Exercise details:
Extract each line of the records below that contains the word "magnet".

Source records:
[start]
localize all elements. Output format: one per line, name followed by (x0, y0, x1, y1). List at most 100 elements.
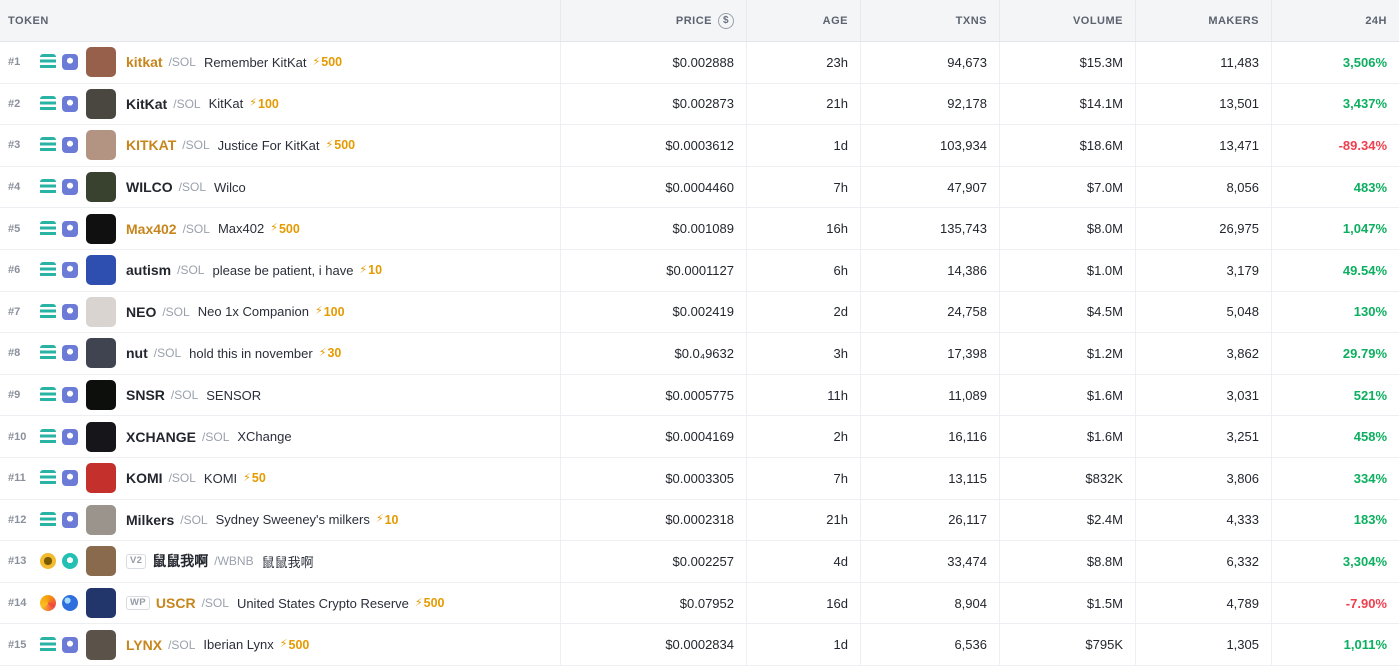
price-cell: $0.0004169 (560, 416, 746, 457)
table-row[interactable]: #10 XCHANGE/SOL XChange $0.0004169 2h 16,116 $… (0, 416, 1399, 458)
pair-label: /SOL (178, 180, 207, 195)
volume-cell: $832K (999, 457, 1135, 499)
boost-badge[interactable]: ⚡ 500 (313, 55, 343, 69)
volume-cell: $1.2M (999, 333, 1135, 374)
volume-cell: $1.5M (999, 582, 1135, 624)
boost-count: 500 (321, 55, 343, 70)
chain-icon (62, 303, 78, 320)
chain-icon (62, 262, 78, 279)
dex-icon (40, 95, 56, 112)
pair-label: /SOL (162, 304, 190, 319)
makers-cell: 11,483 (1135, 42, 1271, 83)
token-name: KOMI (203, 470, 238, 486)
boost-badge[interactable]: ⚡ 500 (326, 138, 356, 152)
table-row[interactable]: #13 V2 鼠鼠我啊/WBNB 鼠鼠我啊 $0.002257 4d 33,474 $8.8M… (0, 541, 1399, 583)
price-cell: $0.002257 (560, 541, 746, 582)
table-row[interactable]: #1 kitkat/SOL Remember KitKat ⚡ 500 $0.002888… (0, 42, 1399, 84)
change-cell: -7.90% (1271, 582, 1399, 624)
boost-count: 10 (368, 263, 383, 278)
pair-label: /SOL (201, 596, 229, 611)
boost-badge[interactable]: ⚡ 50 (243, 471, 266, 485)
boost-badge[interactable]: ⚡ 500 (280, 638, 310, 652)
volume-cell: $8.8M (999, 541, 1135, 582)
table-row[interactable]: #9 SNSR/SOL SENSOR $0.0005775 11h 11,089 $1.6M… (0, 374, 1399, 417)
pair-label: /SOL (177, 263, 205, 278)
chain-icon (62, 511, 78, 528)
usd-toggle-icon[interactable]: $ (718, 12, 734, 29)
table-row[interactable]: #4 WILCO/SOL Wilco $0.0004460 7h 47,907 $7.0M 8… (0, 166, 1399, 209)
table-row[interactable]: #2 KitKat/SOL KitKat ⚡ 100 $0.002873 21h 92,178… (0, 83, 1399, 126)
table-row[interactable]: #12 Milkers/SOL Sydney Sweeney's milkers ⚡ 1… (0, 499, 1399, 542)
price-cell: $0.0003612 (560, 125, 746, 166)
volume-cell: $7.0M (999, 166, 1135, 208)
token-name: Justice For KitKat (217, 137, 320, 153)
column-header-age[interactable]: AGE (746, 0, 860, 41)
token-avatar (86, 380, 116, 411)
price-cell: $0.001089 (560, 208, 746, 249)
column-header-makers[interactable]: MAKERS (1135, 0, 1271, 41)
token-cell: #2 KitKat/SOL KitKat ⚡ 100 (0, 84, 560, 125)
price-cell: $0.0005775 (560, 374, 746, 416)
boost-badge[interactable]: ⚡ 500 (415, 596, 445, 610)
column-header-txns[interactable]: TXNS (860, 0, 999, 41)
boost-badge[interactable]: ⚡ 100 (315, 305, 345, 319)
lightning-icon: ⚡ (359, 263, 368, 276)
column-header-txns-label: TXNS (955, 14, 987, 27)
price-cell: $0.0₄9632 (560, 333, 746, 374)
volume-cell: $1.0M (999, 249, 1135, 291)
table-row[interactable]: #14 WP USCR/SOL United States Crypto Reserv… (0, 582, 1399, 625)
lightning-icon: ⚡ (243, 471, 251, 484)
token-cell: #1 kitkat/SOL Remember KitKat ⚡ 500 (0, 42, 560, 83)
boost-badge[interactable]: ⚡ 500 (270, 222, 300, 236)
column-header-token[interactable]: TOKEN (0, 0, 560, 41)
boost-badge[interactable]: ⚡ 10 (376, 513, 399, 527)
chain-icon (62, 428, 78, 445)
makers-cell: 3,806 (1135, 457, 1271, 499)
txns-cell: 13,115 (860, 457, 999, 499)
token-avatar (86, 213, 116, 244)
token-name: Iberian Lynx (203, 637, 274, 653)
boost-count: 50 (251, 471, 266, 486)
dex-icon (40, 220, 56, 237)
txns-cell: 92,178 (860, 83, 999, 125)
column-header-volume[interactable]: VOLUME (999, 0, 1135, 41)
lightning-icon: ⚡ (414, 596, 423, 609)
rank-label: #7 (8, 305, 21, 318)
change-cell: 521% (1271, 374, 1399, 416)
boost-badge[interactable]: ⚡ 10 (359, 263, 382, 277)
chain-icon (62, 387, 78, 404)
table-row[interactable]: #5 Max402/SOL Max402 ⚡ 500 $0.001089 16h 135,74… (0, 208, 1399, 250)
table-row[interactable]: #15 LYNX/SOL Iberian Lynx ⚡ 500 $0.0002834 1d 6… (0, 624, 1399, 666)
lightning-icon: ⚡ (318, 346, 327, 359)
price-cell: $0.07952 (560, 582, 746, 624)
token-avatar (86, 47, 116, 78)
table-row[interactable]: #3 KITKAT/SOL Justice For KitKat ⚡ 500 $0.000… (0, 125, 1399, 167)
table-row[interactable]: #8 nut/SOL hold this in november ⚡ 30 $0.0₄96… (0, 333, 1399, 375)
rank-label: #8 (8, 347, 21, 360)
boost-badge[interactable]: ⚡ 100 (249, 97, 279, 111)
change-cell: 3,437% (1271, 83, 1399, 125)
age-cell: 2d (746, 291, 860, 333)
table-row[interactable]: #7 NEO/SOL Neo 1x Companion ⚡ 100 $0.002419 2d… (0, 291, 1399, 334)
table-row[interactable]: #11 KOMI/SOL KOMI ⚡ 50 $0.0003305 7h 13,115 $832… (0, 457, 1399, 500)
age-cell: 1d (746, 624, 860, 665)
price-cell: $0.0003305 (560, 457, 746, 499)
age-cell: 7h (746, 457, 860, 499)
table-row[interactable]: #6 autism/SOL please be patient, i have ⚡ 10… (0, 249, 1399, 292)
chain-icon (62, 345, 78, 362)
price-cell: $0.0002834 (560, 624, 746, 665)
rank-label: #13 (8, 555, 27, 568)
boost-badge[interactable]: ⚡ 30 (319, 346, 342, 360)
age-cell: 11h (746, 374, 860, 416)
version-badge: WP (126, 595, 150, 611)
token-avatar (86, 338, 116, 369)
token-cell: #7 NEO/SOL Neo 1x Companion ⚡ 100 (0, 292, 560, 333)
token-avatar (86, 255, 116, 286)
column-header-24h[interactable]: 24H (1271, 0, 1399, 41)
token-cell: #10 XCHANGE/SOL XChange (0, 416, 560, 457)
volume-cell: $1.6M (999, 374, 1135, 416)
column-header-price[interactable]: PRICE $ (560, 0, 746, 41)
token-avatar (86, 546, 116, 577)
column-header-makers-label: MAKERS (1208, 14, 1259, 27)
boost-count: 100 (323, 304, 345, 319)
[end]
[start]
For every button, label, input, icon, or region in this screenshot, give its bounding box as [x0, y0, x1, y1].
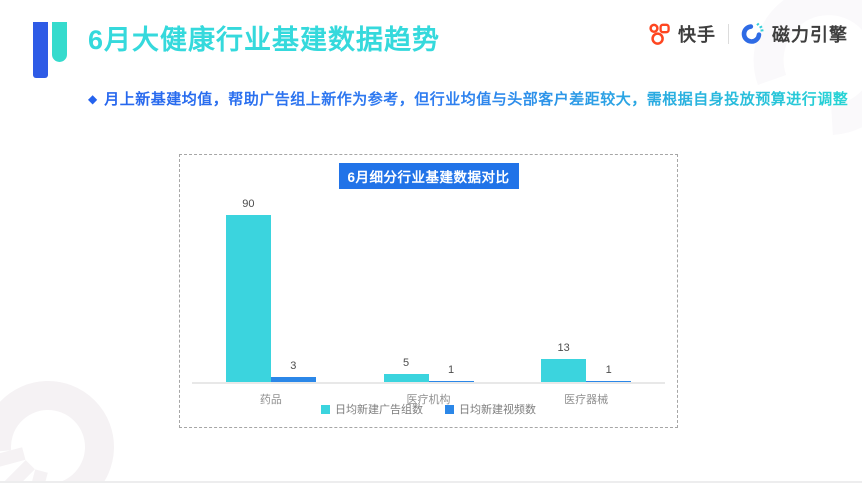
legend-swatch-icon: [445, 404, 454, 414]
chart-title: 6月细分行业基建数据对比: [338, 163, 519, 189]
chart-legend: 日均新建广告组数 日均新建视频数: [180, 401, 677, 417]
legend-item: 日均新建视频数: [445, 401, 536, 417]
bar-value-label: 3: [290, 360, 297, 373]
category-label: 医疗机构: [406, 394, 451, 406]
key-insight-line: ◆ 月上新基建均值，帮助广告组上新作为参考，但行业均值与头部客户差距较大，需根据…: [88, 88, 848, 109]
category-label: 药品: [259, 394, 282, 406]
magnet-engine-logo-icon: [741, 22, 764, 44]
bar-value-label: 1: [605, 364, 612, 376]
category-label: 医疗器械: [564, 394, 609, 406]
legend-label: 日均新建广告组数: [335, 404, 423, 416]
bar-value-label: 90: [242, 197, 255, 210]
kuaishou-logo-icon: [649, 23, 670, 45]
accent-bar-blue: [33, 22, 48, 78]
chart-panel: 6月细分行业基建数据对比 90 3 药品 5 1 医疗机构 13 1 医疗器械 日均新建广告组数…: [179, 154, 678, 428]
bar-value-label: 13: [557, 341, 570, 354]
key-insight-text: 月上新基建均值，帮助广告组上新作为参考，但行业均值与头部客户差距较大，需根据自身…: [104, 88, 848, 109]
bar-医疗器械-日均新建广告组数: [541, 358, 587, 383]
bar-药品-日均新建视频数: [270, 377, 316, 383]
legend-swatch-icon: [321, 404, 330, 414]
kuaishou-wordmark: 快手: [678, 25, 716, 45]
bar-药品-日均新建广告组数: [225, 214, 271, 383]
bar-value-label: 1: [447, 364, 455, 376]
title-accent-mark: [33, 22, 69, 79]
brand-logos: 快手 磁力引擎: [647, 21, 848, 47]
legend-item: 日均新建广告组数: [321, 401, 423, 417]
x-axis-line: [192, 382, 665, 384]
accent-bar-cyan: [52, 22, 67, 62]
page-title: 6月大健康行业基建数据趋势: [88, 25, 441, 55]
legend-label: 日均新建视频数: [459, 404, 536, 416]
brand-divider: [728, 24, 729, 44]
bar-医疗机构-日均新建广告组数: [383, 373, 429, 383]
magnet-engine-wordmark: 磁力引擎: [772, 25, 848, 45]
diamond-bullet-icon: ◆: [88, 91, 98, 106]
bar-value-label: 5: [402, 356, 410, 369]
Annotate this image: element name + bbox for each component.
[end]
[start]
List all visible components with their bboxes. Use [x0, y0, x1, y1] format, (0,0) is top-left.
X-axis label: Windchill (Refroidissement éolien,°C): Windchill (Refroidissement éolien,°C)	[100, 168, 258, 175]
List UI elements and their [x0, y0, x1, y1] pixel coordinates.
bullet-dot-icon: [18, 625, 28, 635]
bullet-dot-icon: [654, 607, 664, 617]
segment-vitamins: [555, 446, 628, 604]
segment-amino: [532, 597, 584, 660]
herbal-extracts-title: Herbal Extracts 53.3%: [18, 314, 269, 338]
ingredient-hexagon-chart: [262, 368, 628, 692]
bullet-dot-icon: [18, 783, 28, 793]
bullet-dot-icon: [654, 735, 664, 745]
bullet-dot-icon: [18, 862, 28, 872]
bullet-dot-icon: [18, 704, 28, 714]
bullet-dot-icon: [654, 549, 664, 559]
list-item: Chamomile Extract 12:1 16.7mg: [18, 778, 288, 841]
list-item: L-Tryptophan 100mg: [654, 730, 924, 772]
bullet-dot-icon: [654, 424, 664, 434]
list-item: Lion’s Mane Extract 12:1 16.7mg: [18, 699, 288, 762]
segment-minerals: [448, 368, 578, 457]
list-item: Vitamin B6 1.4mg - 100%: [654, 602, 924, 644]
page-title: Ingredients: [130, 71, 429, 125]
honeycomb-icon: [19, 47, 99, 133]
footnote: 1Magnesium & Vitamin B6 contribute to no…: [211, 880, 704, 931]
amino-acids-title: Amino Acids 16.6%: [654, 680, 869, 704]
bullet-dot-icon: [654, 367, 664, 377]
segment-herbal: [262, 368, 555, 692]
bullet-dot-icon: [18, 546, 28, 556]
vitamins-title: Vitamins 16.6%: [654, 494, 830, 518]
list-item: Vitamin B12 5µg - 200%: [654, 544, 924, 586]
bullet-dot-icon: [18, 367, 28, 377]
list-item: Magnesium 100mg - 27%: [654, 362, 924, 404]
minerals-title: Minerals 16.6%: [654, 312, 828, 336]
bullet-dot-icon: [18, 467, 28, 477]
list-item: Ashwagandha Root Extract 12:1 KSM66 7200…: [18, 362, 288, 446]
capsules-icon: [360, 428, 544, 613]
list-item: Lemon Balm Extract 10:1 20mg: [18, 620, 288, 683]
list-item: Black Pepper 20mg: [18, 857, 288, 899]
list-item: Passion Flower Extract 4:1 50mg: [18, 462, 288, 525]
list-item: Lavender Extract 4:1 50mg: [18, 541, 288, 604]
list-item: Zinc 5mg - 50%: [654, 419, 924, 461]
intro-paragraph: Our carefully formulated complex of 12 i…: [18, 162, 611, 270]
[end]
Complete output:
magnet-engine-logo-icon: [741, 22, 764, 44]
magnet-engine-wordmark: 磁力引擎: [772, 25, 848, 45]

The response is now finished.